Excerpted data
⁂
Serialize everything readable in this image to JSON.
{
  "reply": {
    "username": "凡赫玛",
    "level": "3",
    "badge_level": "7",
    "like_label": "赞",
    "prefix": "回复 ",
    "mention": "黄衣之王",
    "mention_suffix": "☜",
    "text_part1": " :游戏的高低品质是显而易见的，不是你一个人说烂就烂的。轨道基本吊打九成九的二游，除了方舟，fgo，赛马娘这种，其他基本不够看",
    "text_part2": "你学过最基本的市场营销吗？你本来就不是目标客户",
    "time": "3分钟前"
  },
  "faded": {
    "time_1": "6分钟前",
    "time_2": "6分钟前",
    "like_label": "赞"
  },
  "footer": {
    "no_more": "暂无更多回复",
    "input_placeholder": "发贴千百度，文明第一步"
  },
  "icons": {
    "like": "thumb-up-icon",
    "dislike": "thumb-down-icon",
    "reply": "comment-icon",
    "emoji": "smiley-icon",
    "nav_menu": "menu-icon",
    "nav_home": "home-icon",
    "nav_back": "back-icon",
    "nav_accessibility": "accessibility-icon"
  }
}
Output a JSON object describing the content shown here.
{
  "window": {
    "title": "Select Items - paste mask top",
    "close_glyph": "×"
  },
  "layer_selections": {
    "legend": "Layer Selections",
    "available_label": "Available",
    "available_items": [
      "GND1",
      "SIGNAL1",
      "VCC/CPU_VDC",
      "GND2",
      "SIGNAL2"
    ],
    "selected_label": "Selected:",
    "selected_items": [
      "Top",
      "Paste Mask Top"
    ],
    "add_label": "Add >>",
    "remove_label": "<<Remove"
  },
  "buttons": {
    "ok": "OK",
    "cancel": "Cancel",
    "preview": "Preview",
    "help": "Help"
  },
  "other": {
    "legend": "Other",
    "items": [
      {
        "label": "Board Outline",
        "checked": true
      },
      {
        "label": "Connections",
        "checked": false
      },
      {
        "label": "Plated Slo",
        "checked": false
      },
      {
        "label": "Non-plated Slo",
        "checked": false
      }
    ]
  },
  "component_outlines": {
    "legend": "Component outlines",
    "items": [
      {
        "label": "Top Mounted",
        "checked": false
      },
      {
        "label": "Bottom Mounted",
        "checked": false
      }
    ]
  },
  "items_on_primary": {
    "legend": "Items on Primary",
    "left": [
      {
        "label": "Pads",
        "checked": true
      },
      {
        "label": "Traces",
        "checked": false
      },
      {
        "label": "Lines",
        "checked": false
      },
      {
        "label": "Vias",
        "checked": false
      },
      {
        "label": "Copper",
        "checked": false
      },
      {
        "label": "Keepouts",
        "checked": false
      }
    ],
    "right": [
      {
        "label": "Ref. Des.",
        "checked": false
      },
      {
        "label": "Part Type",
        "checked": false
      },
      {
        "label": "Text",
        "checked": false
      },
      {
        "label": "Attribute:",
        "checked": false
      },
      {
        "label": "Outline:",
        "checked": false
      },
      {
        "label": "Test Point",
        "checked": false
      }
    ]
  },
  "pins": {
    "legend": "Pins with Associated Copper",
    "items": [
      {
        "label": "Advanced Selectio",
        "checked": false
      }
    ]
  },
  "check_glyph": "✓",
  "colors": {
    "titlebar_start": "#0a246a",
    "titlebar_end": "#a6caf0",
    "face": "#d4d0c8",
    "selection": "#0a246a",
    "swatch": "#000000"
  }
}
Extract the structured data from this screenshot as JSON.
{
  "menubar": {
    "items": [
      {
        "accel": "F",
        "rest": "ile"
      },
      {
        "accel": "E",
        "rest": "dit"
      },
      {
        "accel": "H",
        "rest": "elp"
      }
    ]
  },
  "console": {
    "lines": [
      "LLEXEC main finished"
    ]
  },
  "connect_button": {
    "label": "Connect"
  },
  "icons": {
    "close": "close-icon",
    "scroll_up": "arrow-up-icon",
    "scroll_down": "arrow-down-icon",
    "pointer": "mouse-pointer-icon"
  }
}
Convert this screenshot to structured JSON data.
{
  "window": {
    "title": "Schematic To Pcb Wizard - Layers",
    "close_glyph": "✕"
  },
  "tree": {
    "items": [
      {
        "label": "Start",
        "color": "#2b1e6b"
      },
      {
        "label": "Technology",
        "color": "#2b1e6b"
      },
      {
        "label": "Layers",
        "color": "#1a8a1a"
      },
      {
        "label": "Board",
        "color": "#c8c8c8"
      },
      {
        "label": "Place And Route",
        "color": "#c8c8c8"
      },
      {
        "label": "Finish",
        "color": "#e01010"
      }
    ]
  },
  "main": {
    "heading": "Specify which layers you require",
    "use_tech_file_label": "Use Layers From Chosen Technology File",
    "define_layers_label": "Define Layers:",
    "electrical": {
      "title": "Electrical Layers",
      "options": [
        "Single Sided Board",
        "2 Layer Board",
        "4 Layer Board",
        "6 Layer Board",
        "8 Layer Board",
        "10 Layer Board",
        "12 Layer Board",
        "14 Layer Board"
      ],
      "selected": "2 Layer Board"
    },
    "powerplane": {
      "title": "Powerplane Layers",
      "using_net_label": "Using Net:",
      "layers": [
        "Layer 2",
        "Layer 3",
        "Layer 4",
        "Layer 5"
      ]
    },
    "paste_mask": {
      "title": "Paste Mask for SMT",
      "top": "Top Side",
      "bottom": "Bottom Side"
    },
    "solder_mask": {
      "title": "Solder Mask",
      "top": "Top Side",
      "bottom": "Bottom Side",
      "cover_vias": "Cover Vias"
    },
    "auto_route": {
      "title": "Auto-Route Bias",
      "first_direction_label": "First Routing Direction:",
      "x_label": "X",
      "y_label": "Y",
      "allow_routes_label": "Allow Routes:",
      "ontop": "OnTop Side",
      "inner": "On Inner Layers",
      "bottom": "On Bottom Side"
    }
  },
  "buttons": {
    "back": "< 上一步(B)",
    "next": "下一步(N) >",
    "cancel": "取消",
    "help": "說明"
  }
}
⁂
Instructions to follow
Using the records above, pull out each line where the word "Board" occurs.

Completed task
        "label": "Board Outline",
        "label": "Board",
        "Single Sided Board",
        "2 Layer Board",
        "4 Layer Board",
        "6 Layer Board",
        "8 Layer Board",
        "10 Layer Board",
        "12 Layer Board",
        "14 Layer Board"
      "selected": "2 Layer Board"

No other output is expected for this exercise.